• [What you have to do] Take each line containing the word "label" and copy it.
======== Data supplied ========
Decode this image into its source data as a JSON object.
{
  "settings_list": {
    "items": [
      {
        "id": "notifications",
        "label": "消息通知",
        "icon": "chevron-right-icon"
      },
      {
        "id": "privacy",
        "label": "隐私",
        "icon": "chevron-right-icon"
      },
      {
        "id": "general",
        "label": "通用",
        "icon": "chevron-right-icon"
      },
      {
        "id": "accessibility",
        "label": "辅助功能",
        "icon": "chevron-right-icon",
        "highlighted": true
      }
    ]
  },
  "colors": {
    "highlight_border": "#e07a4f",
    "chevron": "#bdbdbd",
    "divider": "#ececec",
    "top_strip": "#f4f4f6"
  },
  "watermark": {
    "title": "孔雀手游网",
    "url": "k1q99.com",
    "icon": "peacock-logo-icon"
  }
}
========
• [Solution]
        "label": "消息通知",
        "label": "隐私",
        "label": "通用",
        "label": "辅助功能",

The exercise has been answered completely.